— BEGIN —
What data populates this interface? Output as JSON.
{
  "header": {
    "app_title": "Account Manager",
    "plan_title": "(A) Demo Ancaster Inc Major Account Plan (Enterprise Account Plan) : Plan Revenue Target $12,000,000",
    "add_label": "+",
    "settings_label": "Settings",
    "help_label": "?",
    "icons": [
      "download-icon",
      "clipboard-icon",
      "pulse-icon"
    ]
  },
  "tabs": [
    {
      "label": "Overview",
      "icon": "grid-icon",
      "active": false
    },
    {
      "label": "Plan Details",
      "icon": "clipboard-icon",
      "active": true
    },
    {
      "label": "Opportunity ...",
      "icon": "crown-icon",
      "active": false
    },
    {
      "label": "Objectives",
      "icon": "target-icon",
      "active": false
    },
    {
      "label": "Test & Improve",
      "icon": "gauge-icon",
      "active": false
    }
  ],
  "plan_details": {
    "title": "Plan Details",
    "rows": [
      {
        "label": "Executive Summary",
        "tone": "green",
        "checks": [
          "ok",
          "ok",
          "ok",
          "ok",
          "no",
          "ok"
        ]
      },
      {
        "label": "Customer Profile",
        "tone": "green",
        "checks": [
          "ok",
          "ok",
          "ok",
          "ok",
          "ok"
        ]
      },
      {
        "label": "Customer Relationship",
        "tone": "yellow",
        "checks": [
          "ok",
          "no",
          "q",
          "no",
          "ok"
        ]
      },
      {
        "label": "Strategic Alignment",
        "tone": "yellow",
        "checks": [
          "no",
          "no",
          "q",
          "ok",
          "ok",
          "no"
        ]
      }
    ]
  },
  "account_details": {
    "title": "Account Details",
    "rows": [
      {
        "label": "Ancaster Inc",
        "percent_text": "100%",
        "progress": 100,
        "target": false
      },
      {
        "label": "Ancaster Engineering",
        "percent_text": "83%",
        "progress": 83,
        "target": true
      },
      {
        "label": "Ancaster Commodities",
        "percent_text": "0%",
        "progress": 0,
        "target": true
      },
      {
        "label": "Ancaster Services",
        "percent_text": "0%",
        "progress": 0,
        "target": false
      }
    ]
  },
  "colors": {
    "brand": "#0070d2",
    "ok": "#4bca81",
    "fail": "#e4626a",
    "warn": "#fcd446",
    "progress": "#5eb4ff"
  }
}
— END —
Required work
Set all of the entries down again, exactly as they were given.

Final result
What data populates this interface? Output as JSON.
{
  "header": {
    "app_title": "Account Manager",
    "plan_title": "(A) Demo Ancaster Inc Major Account Plan (Enterprise Account Plan) : Plan Revenue Target $12,000,000",
    "add_label": "+",
    "settings_label": "Settings",
    "help_label": "?",
    "icons": [
      "download-icon",
      "clipboard-icon",
      "pulse-icon"
    ]
  },
  "tabs": [
    {
      "label": "Overview",
      "icon": "grid-icon",
      "active": false
    },
    {
      "label": "Plan Details",
      "icon": "clipboard-icon",
      "active": true
    },
    {
      "label": "Opportunity ...",
      "icon": "crown-icon",
      "active": false
    },
    {
      "label": "Objectives",
      "icon": "target-icon",
      "active": false
    },
    {
      "label": "Test & Improve",
      "icon": "gauge-icon",
      "active": false
    }
  ],
  "plan_details": {
    "title": "Plan Details",
    "rows": [
      {
        "label": "Executive Summary",
        "tone": "green",
        "checks": [
          "ok",
          "ok",
          "ok",
          "ok",
          "no",
          "ok"
        ]
      },
      {
        "label": "Customer Profile",
        "tone": "green",
        "checks": [
          "ok",
          "ok",
          "ok",
          "ok",
          "ok"
        ]
      },
      {
        "label": "Customer Relationship",
        "tone": "yellow",
        "checks": [
          "ok",
          "no",
          "q",
          "no",
          "ok"
        ]
      },
      {
        "label": "Strategic Alignment",
        "tone": "yellow",
        "checks": [
          "no",
          "no",
          "q",
          "ok",
          "ok",
          "no"
        ]
      }
    ]
  },
  "account_details": {
    "title": "Account Details",
    "rows": [
      {
        "label": "Ancaster Inc",
        "percent_text": "100%",
        "progress": 100,
        "target": false
      },
      {
        "label": "Ancaster Engineering",
        "percent_text": "83%",
        "progress": 83,
        "target": true
      },
      {
        "label": "Ancaster Commodities",
        "percent_text": "0%",
        "progress": 0,
        "target": true
      },
      {
        "label": "Ancaster Services",
        "percent_text": "0%",
        "progress": 0,
        "target": false
      }
    ]
  },
  "colors": {
    "brand": "#0070d2",
    "ok": "#4bca81",
    "fail": "#e4626a",
    "warn": "#fcd446",
    "progress": "#5eb4ff"
  }
}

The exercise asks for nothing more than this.